- _Aim of the exercise_
Pull every line that holds the word "noise" from the entries.

- _Exercise data_
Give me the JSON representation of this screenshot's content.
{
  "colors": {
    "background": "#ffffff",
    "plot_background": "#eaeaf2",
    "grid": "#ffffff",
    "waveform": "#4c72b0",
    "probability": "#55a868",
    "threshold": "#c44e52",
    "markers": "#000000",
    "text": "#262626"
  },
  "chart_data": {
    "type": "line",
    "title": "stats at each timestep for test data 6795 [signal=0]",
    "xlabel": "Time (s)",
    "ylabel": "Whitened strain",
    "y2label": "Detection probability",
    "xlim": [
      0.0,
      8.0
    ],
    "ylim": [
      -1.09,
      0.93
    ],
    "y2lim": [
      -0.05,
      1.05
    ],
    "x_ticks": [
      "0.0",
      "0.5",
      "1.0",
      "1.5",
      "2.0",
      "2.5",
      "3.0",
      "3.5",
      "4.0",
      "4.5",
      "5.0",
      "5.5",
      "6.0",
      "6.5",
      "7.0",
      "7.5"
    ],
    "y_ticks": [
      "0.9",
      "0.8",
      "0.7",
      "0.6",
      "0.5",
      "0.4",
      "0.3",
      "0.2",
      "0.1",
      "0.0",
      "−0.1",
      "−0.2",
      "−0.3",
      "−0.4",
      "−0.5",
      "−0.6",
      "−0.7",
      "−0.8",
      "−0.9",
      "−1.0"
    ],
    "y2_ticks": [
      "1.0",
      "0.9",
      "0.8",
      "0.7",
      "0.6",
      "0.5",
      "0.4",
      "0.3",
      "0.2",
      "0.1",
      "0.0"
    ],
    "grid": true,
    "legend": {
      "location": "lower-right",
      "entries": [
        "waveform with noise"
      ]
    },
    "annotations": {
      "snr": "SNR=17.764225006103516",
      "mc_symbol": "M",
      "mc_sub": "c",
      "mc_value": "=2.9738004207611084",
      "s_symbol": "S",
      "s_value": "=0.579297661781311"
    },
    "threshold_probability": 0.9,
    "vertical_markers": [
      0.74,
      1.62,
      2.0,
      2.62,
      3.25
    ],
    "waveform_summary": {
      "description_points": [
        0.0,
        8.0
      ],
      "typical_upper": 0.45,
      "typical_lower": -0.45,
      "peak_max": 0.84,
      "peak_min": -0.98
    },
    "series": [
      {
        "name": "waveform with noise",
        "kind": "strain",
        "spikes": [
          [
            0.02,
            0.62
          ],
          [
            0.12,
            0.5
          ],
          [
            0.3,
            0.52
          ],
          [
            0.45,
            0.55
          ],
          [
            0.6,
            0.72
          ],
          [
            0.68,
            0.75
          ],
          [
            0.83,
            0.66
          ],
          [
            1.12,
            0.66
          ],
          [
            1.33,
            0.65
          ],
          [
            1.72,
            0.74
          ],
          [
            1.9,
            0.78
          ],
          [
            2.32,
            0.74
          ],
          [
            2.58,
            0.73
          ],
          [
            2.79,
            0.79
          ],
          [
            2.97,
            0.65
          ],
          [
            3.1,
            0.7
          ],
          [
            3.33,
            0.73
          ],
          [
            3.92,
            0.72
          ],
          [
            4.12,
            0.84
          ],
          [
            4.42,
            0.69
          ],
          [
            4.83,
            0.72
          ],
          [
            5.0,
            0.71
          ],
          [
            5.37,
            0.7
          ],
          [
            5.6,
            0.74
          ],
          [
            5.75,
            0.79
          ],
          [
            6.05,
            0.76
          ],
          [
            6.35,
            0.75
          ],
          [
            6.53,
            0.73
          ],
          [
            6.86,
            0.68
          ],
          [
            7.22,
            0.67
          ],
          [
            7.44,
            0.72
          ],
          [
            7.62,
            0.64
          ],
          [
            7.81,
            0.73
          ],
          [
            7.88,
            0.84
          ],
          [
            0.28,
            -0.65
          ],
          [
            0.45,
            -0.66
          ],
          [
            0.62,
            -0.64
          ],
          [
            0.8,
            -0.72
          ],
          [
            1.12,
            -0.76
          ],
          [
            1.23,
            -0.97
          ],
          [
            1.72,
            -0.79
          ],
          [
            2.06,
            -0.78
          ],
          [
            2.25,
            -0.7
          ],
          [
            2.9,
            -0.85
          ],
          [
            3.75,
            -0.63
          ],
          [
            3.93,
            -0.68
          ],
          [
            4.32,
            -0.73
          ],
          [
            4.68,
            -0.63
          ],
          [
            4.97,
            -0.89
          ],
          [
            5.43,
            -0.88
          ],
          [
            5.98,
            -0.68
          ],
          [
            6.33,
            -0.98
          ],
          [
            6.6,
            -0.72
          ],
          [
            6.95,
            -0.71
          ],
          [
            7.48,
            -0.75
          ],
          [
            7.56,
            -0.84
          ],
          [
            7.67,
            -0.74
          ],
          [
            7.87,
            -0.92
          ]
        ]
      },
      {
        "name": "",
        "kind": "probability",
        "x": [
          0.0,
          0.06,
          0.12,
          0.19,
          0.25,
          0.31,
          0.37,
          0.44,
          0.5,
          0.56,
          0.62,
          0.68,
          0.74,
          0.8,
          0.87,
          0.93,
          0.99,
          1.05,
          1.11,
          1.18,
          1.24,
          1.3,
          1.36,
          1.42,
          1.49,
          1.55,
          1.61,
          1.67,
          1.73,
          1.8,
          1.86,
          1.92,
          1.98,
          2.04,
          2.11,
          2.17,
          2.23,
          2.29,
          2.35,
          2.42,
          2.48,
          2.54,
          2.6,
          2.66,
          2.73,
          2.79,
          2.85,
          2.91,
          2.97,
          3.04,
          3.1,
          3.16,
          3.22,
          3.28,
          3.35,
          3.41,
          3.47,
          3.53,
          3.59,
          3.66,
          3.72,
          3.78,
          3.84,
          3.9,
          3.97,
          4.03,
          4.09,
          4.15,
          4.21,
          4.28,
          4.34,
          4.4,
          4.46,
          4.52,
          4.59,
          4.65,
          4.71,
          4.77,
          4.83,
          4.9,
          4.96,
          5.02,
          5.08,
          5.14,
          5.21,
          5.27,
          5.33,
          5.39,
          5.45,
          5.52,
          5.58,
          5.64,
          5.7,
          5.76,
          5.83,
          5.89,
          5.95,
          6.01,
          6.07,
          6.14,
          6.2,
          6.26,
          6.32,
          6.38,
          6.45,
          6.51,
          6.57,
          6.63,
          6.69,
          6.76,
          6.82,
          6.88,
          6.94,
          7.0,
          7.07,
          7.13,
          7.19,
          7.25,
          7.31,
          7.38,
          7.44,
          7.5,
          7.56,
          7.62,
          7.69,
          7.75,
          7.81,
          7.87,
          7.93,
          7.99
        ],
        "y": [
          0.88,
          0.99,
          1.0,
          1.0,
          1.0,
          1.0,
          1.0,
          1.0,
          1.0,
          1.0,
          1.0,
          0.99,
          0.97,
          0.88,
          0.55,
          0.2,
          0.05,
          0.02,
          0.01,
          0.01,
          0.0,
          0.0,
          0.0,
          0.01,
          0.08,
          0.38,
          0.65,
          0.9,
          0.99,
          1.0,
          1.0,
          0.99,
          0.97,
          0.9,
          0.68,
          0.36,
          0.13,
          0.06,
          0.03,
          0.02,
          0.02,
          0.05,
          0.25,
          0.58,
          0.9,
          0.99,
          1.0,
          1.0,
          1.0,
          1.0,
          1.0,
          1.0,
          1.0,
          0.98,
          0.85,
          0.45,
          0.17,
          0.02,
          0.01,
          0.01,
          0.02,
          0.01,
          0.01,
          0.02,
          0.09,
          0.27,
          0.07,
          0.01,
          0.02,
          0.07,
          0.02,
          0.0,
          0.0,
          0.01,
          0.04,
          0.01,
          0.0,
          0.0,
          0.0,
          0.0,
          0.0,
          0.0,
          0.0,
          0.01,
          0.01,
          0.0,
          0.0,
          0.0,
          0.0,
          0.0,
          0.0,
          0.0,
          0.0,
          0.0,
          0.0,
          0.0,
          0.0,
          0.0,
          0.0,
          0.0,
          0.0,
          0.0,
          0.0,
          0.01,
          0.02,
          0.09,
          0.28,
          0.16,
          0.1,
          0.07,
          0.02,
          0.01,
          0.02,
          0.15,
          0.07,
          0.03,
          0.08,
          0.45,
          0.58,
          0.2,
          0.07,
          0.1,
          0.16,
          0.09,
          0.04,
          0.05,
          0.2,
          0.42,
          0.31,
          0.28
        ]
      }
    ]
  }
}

- _Written solution_
        "waveform with noise"
        "name": "waveform with noise",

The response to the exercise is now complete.